## Records provided:
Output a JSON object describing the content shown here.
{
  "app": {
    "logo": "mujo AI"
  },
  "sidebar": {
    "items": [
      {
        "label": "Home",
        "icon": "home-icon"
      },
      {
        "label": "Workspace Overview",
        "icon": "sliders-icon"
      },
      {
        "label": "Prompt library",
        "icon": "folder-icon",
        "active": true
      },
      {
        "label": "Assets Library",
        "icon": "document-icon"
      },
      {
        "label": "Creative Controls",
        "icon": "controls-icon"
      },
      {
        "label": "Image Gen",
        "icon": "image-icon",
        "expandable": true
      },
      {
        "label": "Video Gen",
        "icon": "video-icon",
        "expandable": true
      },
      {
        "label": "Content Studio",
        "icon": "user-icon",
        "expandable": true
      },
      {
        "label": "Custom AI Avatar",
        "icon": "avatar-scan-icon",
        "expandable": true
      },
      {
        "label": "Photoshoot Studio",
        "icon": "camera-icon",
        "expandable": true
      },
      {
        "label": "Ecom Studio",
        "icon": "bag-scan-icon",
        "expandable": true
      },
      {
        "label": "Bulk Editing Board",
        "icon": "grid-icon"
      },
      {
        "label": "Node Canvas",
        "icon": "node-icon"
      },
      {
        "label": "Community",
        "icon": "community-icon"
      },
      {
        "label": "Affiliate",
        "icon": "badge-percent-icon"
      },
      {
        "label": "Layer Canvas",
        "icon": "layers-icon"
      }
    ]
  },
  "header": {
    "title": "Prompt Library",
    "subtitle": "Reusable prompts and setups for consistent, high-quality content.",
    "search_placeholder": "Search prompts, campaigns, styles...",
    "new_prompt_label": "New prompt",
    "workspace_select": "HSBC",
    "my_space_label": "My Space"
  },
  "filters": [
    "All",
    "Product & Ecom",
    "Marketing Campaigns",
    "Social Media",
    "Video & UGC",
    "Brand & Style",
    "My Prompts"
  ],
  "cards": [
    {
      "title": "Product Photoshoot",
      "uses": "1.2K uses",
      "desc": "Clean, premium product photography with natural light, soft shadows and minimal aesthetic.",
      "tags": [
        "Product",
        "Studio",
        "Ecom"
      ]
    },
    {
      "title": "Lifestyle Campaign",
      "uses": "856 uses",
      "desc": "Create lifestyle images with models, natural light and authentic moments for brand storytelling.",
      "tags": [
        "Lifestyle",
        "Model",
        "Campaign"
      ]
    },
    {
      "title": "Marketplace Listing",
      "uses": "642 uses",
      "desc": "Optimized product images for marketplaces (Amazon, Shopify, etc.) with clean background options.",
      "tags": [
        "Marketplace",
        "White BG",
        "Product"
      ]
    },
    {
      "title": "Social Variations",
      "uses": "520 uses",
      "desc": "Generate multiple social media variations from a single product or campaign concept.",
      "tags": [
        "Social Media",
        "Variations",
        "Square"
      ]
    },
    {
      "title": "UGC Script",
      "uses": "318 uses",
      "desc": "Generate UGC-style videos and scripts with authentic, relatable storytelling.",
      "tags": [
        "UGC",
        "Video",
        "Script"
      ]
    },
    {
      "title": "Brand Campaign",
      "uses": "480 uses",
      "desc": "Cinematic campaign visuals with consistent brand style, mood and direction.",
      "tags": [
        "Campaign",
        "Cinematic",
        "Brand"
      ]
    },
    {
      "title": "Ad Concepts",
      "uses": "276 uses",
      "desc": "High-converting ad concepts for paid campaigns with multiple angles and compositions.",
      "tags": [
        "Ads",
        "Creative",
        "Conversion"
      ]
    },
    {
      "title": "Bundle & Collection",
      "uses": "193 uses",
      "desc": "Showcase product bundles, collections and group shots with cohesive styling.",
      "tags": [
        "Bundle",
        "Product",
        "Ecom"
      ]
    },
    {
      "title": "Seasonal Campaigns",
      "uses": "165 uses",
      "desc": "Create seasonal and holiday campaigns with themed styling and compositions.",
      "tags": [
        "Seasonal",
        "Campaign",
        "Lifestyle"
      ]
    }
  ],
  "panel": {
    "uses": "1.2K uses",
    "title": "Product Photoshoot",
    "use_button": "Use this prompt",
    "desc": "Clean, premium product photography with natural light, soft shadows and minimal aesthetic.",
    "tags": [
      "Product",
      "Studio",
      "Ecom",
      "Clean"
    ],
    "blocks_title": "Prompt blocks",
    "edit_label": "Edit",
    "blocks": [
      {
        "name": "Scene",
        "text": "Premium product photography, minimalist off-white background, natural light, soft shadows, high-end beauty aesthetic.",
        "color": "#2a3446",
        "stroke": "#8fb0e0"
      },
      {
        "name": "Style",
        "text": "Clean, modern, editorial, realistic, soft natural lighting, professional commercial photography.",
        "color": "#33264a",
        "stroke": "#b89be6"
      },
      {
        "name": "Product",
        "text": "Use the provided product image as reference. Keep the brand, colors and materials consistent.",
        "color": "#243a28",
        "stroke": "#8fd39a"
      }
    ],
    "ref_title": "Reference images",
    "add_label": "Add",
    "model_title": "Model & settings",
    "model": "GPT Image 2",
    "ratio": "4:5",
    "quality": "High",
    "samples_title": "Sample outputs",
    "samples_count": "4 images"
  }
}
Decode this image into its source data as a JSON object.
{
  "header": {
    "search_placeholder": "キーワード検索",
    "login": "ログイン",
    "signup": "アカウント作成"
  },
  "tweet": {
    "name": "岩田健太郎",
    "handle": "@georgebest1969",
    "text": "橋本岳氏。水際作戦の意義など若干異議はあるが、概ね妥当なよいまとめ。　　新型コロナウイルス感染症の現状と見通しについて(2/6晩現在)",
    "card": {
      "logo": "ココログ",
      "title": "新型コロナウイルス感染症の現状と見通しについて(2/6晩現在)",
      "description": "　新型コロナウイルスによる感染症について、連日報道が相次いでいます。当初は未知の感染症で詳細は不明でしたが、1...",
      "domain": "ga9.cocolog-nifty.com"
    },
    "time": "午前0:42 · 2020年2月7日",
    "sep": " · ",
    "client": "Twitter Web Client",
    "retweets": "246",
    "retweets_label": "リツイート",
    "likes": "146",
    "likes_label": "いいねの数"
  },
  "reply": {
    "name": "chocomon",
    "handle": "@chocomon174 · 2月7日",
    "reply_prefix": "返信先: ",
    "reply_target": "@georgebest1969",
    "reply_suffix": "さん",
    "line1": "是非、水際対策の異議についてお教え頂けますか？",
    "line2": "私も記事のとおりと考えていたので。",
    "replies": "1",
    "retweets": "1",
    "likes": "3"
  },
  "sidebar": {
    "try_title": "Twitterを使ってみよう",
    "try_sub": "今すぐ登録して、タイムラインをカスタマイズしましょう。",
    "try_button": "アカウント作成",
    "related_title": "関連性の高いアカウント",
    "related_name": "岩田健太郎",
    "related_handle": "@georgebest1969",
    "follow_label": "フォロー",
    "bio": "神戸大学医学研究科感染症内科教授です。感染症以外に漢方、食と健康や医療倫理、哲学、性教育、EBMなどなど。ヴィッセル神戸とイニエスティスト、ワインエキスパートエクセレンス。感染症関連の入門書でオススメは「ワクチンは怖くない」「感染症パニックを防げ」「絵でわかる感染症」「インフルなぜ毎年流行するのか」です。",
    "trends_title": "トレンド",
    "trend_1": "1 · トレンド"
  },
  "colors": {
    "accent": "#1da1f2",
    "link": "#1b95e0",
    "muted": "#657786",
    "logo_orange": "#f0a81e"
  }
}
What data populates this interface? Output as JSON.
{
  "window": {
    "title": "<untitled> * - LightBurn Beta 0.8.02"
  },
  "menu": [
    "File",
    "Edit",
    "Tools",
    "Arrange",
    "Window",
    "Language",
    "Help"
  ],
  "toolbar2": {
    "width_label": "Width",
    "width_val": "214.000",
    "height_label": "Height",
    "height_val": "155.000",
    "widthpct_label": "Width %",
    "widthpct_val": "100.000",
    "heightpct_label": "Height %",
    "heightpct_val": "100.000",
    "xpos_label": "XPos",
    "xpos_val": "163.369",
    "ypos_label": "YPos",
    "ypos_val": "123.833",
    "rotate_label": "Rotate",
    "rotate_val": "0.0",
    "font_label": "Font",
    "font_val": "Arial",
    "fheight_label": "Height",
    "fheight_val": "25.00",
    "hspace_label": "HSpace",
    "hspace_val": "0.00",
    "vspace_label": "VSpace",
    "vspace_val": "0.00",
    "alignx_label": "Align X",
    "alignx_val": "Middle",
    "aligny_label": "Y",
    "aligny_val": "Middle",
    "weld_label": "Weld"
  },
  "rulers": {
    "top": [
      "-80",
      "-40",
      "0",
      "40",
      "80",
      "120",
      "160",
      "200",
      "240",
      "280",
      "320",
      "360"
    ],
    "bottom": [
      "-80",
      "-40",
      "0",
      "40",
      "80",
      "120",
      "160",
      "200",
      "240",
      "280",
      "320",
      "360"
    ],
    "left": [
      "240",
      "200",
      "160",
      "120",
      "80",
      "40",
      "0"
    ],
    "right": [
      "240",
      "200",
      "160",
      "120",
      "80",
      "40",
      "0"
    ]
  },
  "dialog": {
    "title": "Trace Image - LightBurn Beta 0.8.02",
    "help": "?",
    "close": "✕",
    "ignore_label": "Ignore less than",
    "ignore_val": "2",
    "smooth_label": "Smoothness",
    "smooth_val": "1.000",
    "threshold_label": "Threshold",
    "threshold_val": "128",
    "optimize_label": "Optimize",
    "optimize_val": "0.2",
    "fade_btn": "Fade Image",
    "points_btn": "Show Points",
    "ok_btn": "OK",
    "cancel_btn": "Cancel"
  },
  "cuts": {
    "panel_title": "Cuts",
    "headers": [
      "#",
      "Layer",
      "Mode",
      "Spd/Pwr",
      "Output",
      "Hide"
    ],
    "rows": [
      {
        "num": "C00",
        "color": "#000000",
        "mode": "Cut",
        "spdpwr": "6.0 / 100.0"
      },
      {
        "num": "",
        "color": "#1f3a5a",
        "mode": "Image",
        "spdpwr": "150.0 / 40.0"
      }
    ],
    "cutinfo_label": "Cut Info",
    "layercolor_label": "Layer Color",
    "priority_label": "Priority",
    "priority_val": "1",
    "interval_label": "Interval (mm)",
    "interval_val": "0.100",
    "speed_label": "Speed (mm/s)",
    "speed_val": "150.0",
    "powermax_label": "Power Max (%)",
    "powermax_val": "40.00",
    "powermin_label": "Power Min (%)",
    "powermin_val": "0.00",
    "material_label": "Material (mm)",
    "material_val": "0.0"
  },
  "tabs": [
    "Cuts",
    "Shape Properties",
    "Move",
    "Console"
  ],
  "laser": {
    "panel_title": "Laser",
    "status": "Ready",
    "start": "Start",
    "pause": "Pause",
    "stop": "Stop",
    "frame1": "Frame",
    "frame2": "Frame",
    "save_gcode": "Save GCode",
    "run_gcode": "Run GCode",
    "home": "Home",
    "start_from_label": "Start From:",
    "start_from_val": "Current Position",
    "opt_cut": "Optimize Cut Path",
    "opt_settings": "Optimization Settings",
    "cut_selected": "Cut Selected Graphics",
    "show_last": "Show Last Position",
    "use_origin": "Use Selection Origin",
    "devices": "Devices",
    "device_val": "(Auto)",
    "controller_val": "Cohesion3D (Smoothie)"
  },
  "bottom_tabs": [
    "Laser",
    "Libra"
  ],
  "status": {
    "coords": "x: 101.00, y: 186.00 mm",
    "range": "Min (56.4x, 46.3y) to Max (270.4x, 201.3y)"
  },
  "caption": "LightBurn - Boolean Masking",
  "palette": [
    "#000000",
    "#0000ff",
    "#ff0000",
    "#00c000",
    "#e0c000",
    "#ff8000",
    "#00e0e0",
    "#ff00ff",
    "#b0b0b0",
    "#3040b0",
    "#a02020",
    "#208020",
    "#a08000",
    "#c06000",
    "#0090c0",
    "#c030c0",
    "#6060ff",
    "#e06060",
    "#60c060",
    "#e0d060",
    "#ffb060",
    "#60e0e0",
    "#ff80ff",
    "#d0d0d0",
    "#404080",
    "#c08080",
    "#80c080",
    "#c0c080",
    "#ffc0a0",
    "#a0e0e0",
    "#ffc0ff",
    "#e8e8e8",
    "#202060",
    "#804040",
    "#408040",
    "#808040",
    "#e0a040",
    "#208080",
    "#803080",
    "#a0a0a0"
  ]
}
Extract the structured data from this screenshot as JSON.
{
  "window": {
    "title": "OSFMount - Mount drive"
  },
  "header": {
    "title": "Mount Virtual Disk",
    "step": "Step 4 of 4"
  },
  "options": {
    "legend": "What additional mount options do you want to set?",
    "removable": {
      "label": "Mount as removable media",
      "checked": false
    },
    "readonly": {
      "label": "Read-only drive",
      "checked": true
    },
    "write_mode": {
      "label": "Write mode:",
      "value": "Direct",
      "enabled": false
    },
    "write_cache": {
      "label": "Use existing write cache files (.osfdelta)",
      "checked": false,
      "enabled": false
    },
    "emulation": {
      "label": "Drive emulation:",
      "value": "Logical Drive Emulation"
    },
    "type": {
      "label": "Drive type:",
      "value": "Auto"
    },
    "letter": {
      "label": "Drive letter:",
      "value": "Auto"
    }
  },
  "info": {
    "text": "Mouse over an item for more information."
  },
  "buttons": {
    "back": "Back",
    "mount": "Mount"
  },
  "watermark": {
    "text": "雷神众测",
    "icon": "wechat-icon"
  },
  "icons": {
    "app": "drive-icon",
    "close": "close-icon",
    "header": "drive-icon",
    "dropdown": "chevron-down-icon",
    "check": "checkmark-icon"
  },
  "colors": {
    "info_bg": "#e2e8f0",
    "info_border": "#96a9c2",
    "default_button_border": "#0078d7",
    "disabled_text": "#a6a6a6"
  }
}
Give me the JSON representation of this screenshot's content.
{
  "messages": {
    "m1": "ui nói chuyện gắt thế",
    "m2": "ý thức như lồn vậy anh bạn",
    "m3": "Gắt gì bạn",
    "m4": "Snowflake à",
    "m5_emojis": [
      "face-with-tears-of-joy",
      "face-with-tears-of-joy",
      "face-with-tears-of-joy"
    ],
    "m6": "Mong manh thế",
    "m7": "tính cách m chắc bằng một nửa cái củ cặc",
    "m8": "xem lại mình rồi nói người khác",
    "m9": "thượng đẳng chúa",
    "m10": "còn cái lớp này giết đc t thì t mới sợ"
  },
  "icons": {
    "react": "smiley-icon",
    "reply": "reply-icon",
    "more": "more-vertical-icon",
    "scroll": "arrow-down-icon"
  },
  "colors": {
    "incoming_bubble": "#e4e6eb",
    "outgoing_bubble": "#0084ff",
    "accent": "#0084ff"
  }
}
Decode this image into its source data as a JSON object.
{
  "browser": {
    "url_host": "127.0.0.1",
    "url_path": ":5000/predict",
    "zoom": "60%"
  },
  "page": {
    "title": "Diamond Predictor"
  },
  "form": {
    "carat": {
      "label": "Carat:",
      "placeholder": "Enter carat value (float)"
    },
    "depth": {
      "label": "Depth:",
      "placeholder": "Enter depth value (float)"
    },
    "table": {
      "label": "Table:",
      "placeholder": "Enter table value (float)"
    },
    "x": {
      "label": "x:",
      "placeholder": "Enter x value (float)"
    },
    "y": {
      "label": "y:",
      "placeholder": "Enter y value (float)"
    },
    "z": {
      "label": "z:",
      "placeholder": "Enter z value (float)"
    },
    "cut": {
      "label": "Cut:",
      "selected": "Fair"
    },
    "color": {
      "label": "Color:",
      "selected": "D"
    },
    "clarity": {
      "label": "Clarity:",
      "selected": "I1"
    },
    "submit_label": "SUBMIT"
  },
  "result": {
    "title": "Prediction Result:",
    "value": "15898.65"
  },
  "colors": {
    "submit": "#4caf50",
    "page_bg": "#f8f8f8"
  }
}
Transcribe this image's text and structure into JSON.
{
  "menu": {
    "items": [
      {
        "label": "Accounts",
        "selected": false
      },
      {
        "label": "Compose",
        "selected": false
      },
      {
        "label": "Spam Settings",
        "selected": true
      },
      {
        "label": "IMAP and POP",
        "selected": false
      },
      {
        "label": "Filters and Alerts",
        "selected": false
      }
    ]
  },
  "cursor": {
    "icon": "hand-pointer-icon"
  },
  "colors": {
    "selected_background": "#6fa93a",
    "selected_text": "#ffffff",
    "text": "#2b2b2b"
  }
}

## Short problem:
The required output is the exact sequence of lines from the one containing "Transcribe this image's" through the end of the listing, both endpoints included.

## Answer to this exercise:
Transcribe this image's text and structure into JSON.
{
  "menu": {
    "items": [
      {
        "label": "Accounts",
        "selected": false
      },
      {
        "label": "Compose",
        "selected": false
      },
      {
        "label": "Spam Settings",
        "selected": true
      },
      {
        "label": "IMAP and POP",
        "selected": false
      },
      {
        "label": "Filters and Alerts",
        "selected": false
      }
    ]
  },
  "cursor": {
    "icon": "hand-pointer-icon"
  },
  "colors": {
    "selected_background": "#6fa93a",
    "selected_text": "#ffffff",
    "text": "#2b2b2b"
  }
}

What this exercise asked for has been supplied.